**Goal**
Count every line in the data below where "Include" occurs, then state that number and nothing more.

**Data section**
* Begin *
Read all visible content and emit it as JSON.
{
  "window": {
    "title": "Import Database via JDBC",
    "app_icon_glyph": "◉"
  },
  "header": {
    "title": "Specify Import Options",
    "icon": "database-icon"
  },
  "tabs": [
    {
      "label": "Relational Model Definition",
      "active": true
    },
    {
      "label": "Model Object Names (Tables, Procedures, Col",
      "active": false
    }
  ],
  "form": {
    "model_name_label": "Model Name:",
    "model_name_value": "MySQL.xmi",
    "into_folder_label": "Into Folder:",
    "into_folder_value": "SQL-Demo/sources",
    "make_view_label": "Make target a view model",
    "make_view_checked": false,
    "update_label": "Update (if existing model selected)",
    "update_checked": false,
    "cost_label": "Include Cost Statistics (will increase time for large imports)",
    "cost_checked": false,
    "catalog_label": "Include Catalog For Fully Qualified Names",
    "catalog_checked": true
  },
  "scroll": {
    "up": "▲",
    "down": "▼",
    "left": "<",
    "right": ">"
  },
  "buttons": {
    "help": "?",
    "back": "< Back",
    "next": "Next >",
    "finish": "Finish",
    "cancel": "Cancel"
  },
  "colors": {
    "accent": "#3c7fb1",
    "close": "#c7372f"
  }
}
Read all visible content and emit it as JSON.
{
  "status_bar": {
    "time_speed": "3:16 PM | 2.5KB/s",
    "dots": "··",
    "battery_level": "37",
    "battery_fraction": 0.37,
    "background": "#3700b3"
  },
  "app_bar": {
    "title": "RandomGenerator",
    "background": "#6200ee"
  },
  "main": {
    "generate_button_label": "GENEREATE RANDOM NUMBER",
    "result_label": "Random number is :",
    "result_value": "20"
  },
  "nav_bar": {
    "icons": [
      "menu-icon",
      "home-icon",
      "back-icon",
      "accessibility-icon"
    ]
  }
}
* End *
**Right answer**
2